• Given instruction: Reproduce every record below exactly as written, but leave out any pictures.

++++ Data records

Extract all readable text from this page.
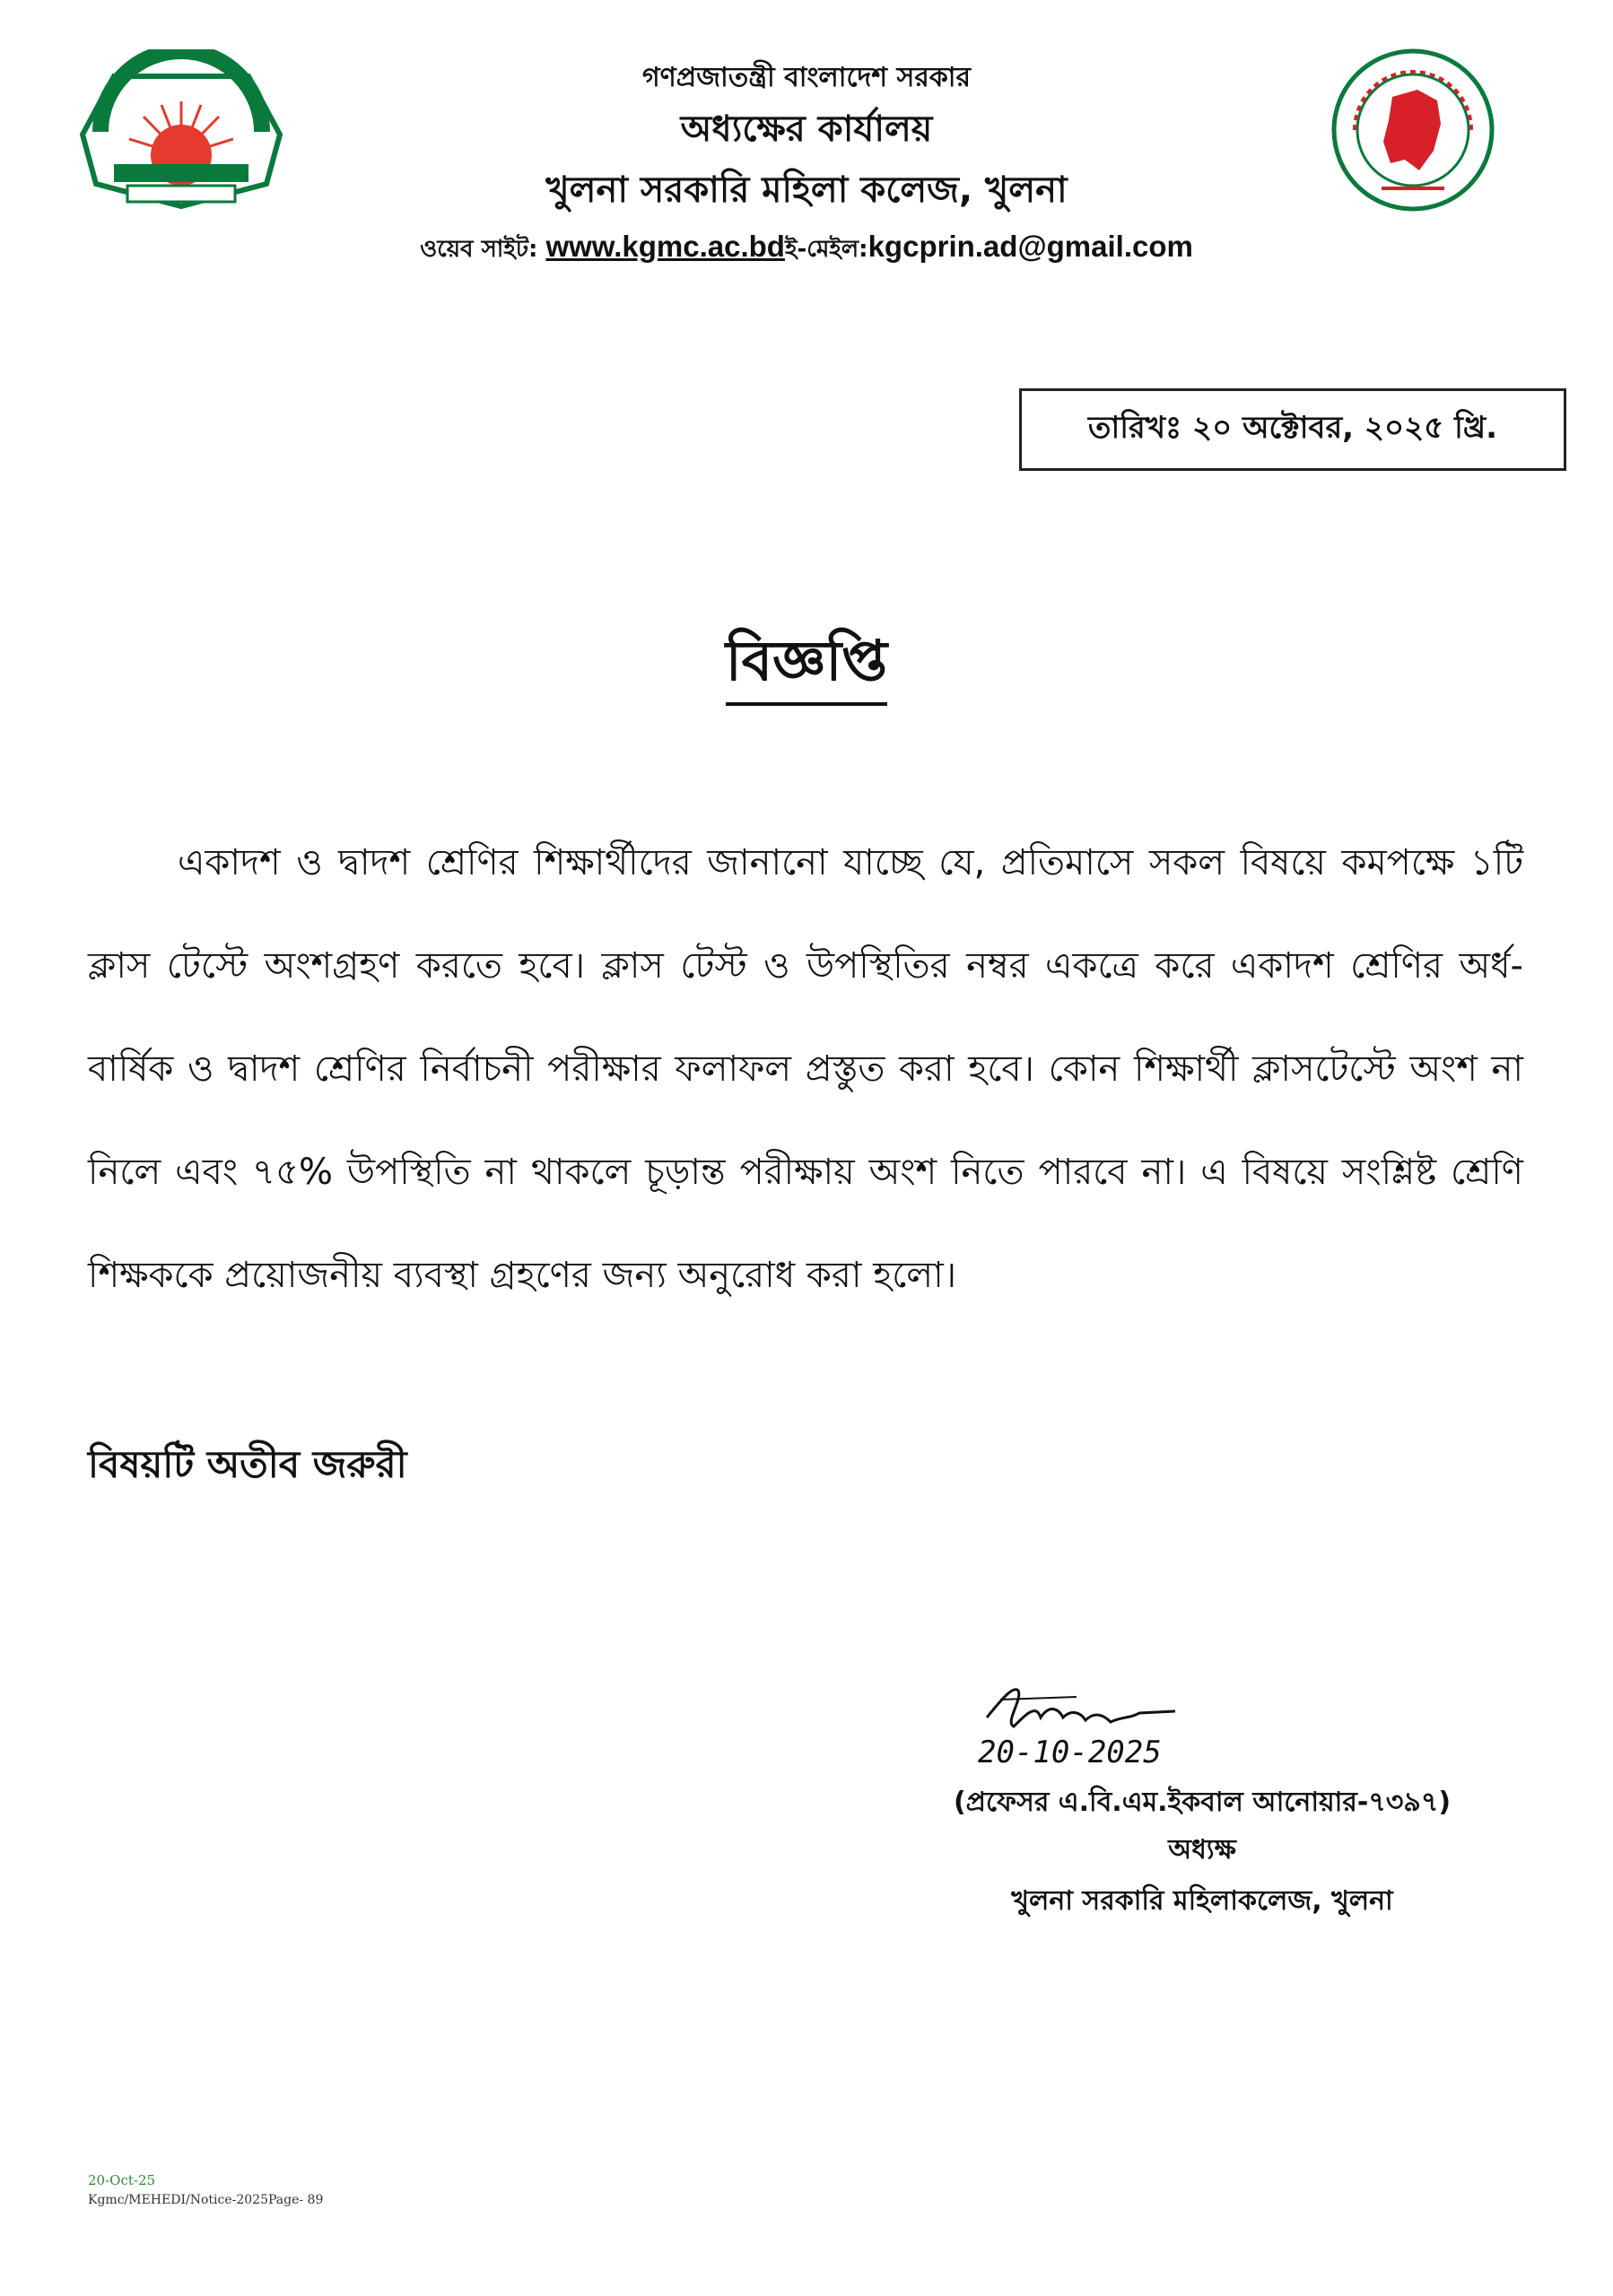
গণপ্রজাতন্ত্রী বাংলাদেশ সরকার
অধ্যক্ষের কার্যালয়
খুলনা সরকারি মহিলা কলেজ, খুলনা
ওয়েব সাইট: www.kgmc.ac.bdই-মেইল:kgcprin.ad@gmail.com
তারিখঃ ২০ অক্টোবর, ২০২৫ খ্রি.
বিজ্ঞপ্তি
একাদশ ও দ্বাদশ শ্রেণির শিক্ষার্থীদের জানানো যাচ্ছে যে, প্রতিমাসে সকল বিষয়ে কমপক্ষে ১টি ক্লাস টেস্টে অংশগ্রহণ করতে হবে। ক্লাস টেস্ট ও উপস্থিতির নম্বর একত্রে করে একাদশ শ্রেণির অর্ধ-বার্ষিক ও দ্বাদশ শ্রেণির নির্বাচনী পরীক্ষার ফলাফল প্রস্তুত করা হবে। কোন শিক্ষার্থী ক্লাসটেস্টে অংশ না নিলে এবং ৭৫% উপস্থিতি না থাকলে চূড়ান্ত পরীক্ষায় অংশ নিতে পারবে না। এ বিষয়ে সংশ্লিষ্ট শ্রেণি শিক্ষককে প্রয়োজনীয় ব্যবস্থা গ্রহণের জন্য অনুরোধ করা হলো।
বিষয়টি অতীব জরুরী
20-10-2025
(প্রফেসর এ.বি.এম.ইকবাল আনোয়ার-৭৩৯৭)
অধ্যক্ষ
খুলনা সরকারি মহিলাকলেজ, খুলনা
20-Oct-25
Kgmc/MEHEDI/Notice-2025Page- 89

++++++++

• Answer for this exercise:
Extract all readable text from this page.
গণপ্রজাতন্ত্রী বাংলাদেশ সরকার
অধ্যক্ষের কার্যালয়
খুলনা সরকারি মহিলা কলেজ, খুলনা
ওয়েব সাইট: www.kgmc.ac.bdই-মেইল:kgcprin.ad@gmail.com
তারিখঃ ২০ অক্টোবর, ২০২৫ খ্রি.
বিজ্ঞপ্তি
একাদশ ও দ্বাদশ শ্রেণির শিক্ষার্থীদের জানানো যাচ্ছে যে, প্রতিমাসে সকল বিষয়ে কমপক্ষে ১টি ক্লাস টেস্টে অংশগ্রহণ করতে হবে। ক্লাস টেস্ট ও উপস্থিতির নম্বর একত্রে করে একাদশ শ্রেণির অর্ধ-বার্ষিক ও দ্বাদশ শ্রেণির নির্বাচনী পরীক্ষার ফলাফল প্রস্তুত করা হবে। কোন শিক্ষার্থী ক্লাসটেস্টে অংশ না নিলে এবং ৭৫% উপস্থিতি না থাকলে চূড়ান্ত পরীক্ষায় অংশ নিতে পারবে না। এ বিষয়ে সংশ্লিষ্ট শ্রেণি শিক্ষককে প্রয়োজনীয় ব্যবস্থা গ্রহণের জন্য অনুরোধ করা হলো।
বিষয়টি অতীব জরুরী
20-10-2025
(প্রফেসর এ.বি.এম.ইকবাল আনোয়ার-৭৩৯৭)
অধ্যক্ষ
খুলনা সরকারি মহিলাকলেজ, খুলনা
20-Oct-25
Kgmc/MEHEDI/Notice-2025Page- 89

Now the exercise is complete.